> _Task prompt_
Transcribe all of the material exactly.

> _Data shown_

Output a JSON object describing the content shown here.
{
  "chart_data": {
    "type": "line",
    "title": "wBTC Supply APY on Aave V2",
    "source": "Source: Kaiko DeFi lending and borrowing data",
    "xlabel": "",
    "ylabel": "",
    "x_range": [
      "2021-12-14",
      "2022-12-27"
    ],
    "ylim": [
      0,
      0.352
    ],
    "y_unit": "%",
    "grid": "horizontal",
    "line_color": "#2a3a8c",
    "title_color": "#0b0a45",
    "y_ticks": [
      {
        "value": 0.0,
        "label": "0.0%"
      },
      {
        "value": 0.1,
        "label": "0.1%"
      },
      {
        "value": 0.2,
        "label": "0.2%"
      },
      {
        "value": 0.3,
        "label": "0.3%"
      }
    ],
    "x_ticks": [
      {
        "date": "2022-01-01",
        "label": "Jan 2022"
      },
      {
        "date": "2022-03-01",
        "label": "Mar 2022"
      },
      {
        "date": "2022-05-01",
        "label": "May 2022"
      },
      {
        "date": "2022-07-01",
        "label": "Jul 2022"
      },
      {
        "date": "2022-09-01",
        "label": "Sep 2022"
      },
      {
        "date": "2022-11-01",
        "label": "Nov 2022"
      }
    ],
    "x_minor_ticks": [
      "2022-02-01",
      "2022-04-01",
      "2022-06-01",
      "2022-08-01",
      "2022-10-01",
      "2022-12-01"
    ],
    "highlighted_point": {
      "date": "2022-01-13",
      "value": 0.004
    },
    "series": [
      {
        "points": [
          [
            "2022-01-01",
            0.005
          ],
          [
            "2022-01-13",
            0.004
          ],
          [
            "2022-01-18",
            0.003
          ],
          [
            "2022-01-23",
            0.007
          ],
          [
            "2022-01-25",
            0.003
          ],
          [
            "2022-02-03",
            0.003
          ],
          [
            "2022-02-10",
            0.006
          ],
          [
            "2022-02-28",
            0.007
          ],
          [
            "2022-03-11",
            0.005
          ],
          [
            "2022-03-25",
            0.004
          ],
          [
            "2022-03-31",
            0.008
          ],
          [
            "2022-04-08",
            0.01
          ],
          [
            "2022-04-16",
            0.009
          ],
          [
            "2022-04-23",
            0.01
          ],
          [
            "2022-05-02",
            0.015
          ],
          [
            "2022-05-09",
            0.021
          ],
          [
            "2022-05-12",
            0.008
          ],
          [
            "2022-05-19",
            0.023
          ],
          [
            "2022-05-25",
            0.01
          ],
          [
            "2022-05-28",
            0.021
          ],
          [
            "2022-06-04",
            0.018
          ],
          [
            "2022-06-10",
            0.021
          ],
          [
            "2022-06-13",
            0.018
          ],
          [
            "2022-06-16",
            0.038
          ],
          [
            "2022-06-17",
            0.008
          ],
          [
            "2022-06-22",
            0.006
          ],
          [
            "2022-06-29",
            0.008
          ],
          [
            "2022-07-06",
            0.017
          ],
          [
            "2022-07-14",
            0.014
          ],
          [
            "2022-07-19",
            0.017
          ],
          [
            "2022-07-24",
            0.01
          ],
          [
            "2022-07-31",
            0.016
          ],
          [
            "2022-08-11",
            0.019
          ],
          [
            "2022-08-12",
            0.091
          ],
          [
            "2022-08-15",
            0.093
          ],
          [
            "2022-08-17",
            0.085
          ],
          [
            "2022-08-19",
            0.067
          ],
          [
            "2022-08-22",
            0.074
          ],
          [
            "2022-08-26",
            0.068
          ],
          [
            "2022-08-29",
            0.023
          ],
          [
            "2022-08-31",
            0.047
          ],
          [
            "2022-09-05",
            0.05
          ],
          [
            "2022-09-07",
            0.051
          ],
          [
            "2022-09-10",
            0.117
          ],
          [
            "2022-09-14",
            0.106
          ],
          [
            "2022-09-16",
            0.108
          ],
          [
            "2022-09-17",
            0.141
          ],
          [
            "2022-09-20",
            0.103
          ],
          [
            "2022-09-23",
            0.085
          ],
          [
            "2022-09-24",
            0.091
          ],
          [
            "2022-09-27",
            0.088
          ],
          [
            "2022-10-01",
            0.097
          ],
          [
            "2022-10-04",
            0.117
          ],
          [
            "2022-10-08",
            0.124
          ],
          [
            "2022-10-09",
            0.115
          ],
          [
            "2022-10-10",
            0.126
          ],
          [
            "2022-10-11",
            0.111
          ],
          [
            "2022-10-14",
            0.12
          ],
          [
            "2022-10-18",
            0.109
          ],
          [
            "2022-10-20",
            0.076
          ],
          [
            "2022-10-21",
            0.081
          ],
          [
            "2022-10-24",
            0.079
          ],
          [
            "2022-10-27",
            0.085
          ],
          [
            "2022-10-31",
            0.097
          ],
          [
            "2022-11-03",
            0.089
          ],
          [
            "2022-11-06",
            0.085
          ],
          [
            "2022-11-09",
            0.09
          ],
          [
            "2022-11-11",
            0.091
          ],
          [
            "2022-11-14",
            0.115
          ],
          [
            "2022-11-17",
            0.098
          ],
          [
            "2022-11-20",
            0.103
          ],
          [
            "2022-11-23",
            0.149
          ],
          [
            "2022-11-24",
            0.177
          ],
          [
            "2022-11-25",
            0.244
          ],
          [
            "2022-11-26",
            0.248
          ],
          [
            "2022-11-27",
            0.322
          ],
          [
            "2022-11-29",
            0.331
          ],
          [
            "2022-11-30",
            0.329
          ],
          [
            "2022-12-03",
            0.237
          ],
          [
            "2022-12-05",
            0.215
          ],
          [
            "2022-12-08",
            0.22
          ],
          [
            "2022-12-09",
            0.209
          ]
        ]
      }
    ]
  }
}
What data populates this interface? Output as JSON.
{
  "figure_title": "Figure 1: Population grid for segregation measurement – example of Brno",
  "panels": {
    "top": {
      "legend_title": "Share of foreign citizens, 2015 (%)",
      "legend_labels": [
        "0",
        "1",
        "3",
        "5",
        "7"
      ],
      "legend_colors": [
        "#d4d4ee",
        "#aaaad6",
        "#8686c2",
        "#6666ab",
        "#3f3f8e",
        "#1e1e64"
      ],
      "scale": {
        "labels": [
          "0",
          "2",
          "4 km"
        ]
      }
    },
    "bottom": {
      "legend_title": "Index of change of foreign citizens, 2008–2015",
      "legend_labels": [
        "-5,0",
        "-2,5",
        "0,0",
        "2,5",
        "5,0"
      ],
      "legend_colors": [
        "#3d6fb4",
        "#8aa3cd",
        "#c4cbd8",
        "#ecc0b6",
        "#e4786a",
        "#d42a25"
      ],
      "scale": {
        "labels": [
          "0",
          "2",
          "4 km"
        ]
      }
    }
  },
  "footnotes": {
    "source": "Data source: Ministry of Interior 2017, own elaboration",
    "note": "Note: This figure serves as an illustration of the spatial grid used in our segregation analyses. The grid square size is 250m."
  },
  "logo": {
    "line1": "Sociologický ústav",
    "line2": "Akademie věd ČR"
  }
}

> _Full answer_
Output a JSON object describing the content shown here.
{
  "chart_data": {
    "type": "line",
    "title": "wBTC Supply APY on Aave V2",
    "source": "Source: Kaiko DeFi lending and borrowing data",
    "xlabel": "",
    "ylabel": "",
    "x_range": [
      "2021-12-14",
      "2022-12-27"
    ],
    "ylim": [
      0,
      0.352
    ],
    "y_unit": "%",
    "grid": "horizontal",
    "line_color": "#2a3a8c",
    "title_color": "#0b0a45",
    "y_ticks": [
      {
        "value": 0.0,
        "label": "0.0%"
      },
      {
        "value": 0.1,
        "label": "0.1%"
      },
      {
        "value": 0.2,
        "label": "0.2%"
      },
      {
        "value": 0.3,
        "label": "0.3%"
      }
    ],
    "x_ticks": [
      {
        "date": "2022-01-01",
        "label": "Jan 2022"
      },
      {
        "date": "2022-03-01",
        "label": "Mar 2022"
      },
      {
        "date": "2022-05-01",
        "label": "May 2022"
      },
      {
        "date": "2022-07-01",
        "label": "Jul 2022"
      },
      {
        "date": "2022-09-01",
        "label": "Sep 2022"
      },
      {
        "date": "2022-11-01",
        "label": "Nov 2022"
      }
    ],
    "x_minor_ticks": [
      "2022-02-01",
      "2022-04-01",
      "2022-06-01",
      "2022-08-01",
      "2022-10-01",
      "2022-12-01"
    ],
    "highlighted_point": {
      "date": "2022-01-13",
      "value": 0.004
    },
    "series": [
      {
        "points": [
          [
            "2022-01-01",
            0.005
          ],
          [
            "2022-01-13",
            0.004
          ],
          [
            "2022-01-18",
            0.003
          ],
          [
            "2022-01-23",
            0.007
          ],
          [
            "2022-01-25",
            0.003
          ],
          [
            "2022-02-03",
            0.003
          ],
          [
            "2022-02-10",
            0.006
          ],
          [
            "2022-02-28",
            0.007
          ],
          [
            "2022-03-11",
            0.005
          ],
          [
            "2022-03-25",
            0.004
          ],
          [
            "2022-03-31",
            0.008
          ],
          [
            "2022-04-08",
            0.01
          ],
          [
            "2022-04-16",
            0.009
          ],
          [
            "2022-04-23",
            0.01
          ],
          [
            "2022-05-02",
            0.015
          ],
          [
            "2022-05-09",
            0.021
          ],
          [
            "2022-05-12",
            0.008
          ],
          [
            "2022-05-19",
            0.023
          ],
          [
            "2022-05-25",
            0.01
          ],
          [
            "2022-05-28",
            0.021
          ],
          [
            "2022-06-04",
            0.018
          ],
          [
            "2022-06-10",
            0.021
          ],
          [
            "2022-06-13",
            0.018
          ],
          [
            "2022-06-16",
            0.038
          ],
          [
            "2022-06-17",
            0.008
          ],
          [
            "2022-06-22",
            0.006
          ],
          [
            "2022-06-29",
            0.008
          ],
          [
            "2022-07-06",
            0.017
          ],
          [
            "2022-07-14",
            0.014
          ],
          [
            "2022-07-19",
            0.017
          ],
          [
            "2022-07-24",
            0.01
          ],
          [
            "2022-07-31",
            0.016
          ],
          [
            "2022-08-11",
            0.019
          ],
          [
            "2022-08-12",
            0.091
          ],
          [
            "2022-08-15",
            0.093
          ],
          [
            "2022-08-17",
            0.085
          ],
          [
            "2022-08-19",
            0.067
          ],
          [
            "2022-08-22",
            0.074
          ],
          [
            "2022-08-26",
            0.068
          ],
          [
            "2022-08-29",
            0.023
          ],
          [
            "2022-08-31",
            0.047
          ],
          [
            "2022-09-05",
            0.05
          ],
          [
            "2022-09-07",
            0.051
          ],
          [
            "2022-09-10",
            0.117
          ],
          [
            "2022-09-14",
            0.106
          ],
          [
            "2022-09-16",
            0.108
          ],
          [
            "2022-09-17",
            0.141
          ],
          [
            "2022-09-20",
            0.103
          ],
          [
            "2022-09-23",
            0.085
          ],
          [
            "2022-09-24",
            0.091
          ],
          [
            "2022-09-27",
            0.088
          ],
          [
            "2022-10-01",
            0.097
          ],
          [
            "2022-10-04",
            0.117
          ],
          [
            "2022-10-08",
            0.124
          ],
          [
            "2022-10-09",
            0.115
          ],
          [
            "2022-10-10",
            0.126
          ],
          [
            "2022-10-11",
            0.111
          ],
          [
            "2022-10-14",
            0.12
          ],
          [
            "2022-10-18",
            0.109
          ],
          [
            "2022-10-20",
            0.076
          ],
          [
            "2022-10-21",
            0.081
          ],
          [
            "2022-10-24",
            0.079
          ],
          [
            "2022-10-27",
            0.085
          ],
          [
            "2022-10-31",
            0.097
          ],
          [
            "2022-11-03",
            0.089
          ],
          [
            "2022-11-06",
            0.085
          ],
          [
            "2022-11-09",
            0.09
          ],
          [
            "2022-11-11",
            0.091
          ],
          [
            "2022-11-14",
            0.115
          ],
          [
            "2022-11-17",
            0.098
          ],
          [
            "2022-11-20",
            0.103
          ],
          [
            "2022-11-23",
            0.149
          ],
          [
            "2022-11-24",
            0.177
          ],
          [
            "2022-11-25",
            0.244
          ],
          [
            "2022-11-26",
            0.248
          ],
          [
            "2022-11-27",
            0.322
          ],
          [
            "2022-11-29",
            0.331
          ],
          [
            "2022-11-30",
            0.329
          ],
          [
            "2022-12-03",
            0.237
          ],
          [
            "2022-12-05",
            0.215
          ],
          [
            "2022-12-08",
            0.22
          ],
          [
            "2022-12-09",
            0.209
          ]
        ]
      }
    ]
  }
}
What data populates this interface? Output as JSON.
{
  "figure_title": "Figure 1: Population grid for segregation measurement – example of Brno",
  "panels": {
    "top": {
      "legend_title": "Share of foreign citizens, 2015 (%)",
      "legend_labels": [
        "0",
        "1",
        "3",
        "5",
        "7"
      ],
      "legend_colors": [
        "#d4d4ee",
        "#aaaad6",
        "#8686c2",
        "#6666ab",
        "#3f3f8e",
        "#1e1e64"
      ],
      "scale": {
        "labels": [
          "0",
          "2",
          "4 km"
        ]
      }
    },
    "bottom": {
      "legend_title": "Index of change of foreign citizens, 2008–2015",
      "legend_labels": [
        "-5,0",
        "-2,5",
        "0,0",
        "2,5",
        "5,0"
      ],
      "legend_colors": [
        "#3d6fb4",
        "#8aa3cd",
        "#c4cbd8",
        "#ecc0b6",
        "#e4786a",
        "#d42a25"
      ],
      "scale": {
        "labels": [
          "0",
          "2",
          "4 km"
        ]
      }
    }
  },
  "footnotes": {
    "source": "Data source: Ministry of Interior 2017, own elaboration",
    "note": "Note: This figure serves as an illustration of the spatial grid used in our segregation analyses. The grid square size is 250m."
  },
  "logo": {
    "line1": "Sociologický ústav",
    "line2": "Akademie věd ČR"
  }
}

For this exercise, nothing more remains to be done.